__RECORD LIST__
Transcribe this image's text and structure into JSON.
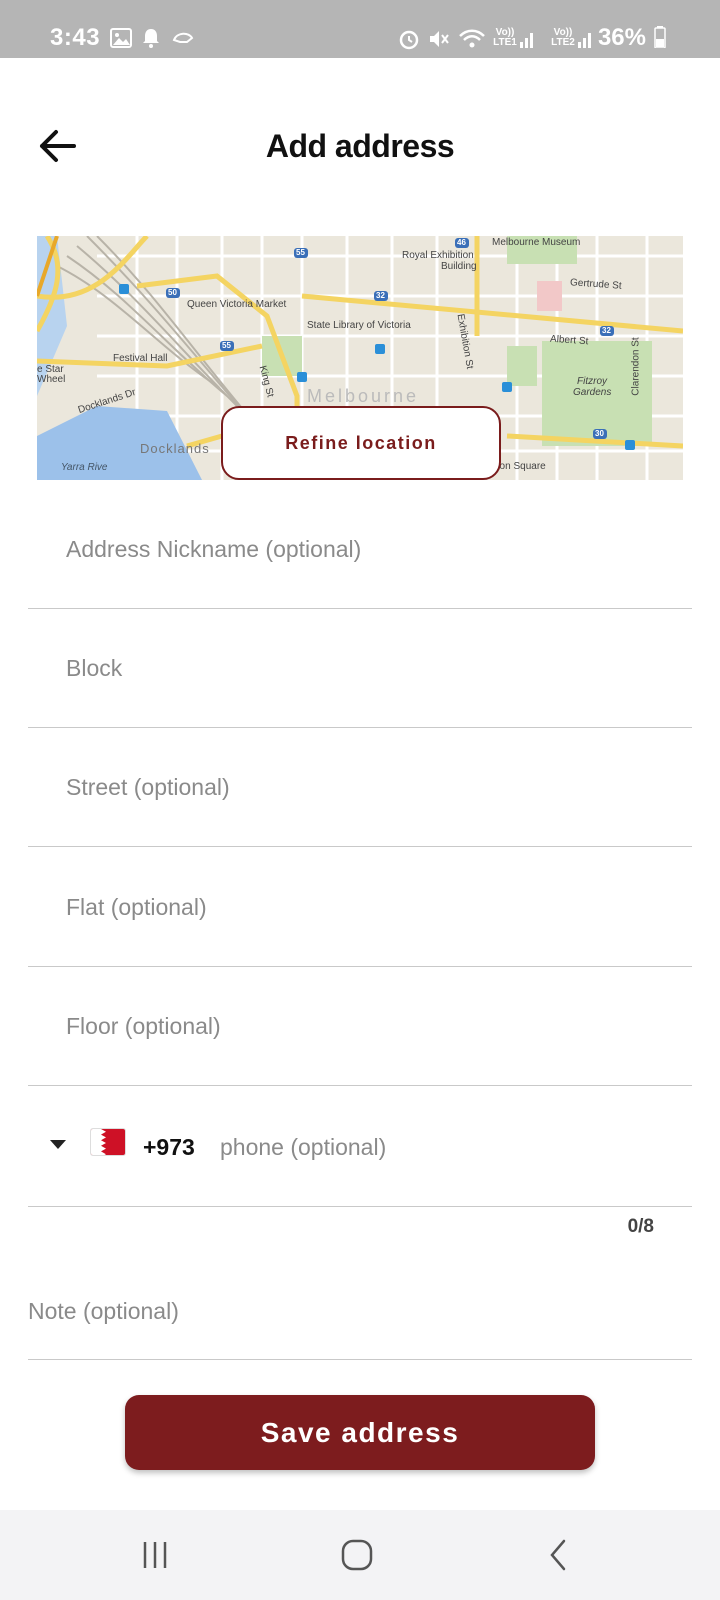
{
  "status_bar": {
    "time": "3:43",
    "battery": "36%",
    "net1": "Vo)) LTE1",
    "net2": "Vo)) LTE2"
  },
  "header": {
    "title": "Add address",
    "back_icon": "arrow-left-icon"
  },
  "map": {
    "labels": {
      "melbourne_museum": "Melbourne Museum",
      "royal_exhibition": "Royal Exhibition",
      "building": "Building",
      "gertrude": "Gertrude St",
      "qvm": "Queen Victoria Market",
      "state_library": "State Library of Victoria",
      "albert": "Albert St",
      "exhibition": "Exhibition St",
      "clarendon": "Clarendon St",
      "fitzroy": "Fitzroy",
      "gardens": "Gardens",
      "festival_hall": "Festival Hall",
      "star_wheel_1": "e Star",
      "star_wheel_2": "Wheel",
      "docklands_dr": "Docklands Dr",
      "docklands": "Docklands",
      "yarra": "Yarra Rive",
      "station_square": "ation Square",
      "king": "King St",
      "melbourne": "Melbourne",
      "route_46": "46",
      "route_55a": "55",
      "route_50": "50",
      "route_32a": "32",
      "route_55b": "55",
      "route_32b": "32",
      "route_30": "30"
    },
    "refine_label": "Refine location"
  },
  "form": {
    "nickname_placeholder": "Address Nickname (optional)",
    "block_placeholder": "Block",
    "street_placeholder": "Street (optional)",
    "flat_placeholder": "Flat (optional)",
    "floor_placeholder": "Floor (optional)",
    "phone": {
      "dial_code": "+973",
      "placeholder": "phone (optional)",
      "counter": "0/8",
      "flag_icon": "bahrain-flag-icon"
    },
    "note_placeholder": "Note (optional)"
  },
  "actions": {
    "save_label": "Save address"
  },
  "colors": {
    "brand": "#7d1c1e",
    "status_bar": "#b5b5b5",
    "nav_bar": "#f3f3f5"
  }
}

__DESCRIPTION OF THE TASK__
The pictures should not appear in the copy; every other part of the records above must be returned exactly.

__EXERCISE ANSWER__
Transcribe this image's text and structure into JSON.
{
  "status_bar": {
    "time": "3:43",
    "battery": "36%",
    "net1": "Vo)) LTE1",
    "net2": "Vo)) LTE2"
  },
  "header": {
    "title": "Add address",
    "back_icon": "arrow-left-icon"
  },
  "map": {
    "labels": {
      "melbourne_museum": "Melbourne Museum",
      "royal_exhibition": "Royal Exhibition",
      "building": "Building",
      "gertrude": "Gertrude St",
      "qvm": "Queen Victoria Market",
      "state_library": "State Library of Victoria",
      "albert": "Albert St",
      "exhibition": "Exhibition St",
      "clarendon": "Clarendon St",
      "fitzroy": "Fitzroy",
      "gardens": "Gardens",
      "festival_hall": "Festival Hall",
      "star_wheel_1": "e Star",
      "star_wheel_2": "Wheel",
      "docklands_dr": "Docklands Dr",
      "docklands": "Docklands",
      "yarra": "Yarra Rive",
      "station_square": "ation Square",
      "king": "King St",
      "melbourne": "Melbourne",
      "route_46": "46",
      "route_55a": "55",
      "route_50": "50",
      "route_32a": "32",
      "route_55b": "55",
      "route_32b": "32",
      "route_30": "30"
    },
    "refine_label": "Refine location"
  },
  "form": {
    "nickname_placeholder": "Address Nickname (optional)",
    "block_placeholder": "Block",
    "street_placeholder": "Street (optional)",
    "flat_placeholder": "Flat (optional)",
    "floor_placeholder": "Floor (optional)",
    "phone": {
      "dial_code": "+973",
      "placeholder": "phone (optional)",
      "counter": "0/8",
      "flag_icon": "bahrain-flag-icon"
    },
    "note_placeholder": "Note (optional)"
  },
  "actions": {
    "save_label": "Save address"
  },
  "colors": {
    "brand": "#7d1c1e",
    "status_bar": "#b5b5b5",
    "nav_bar": "#f3f3f5"
  }
}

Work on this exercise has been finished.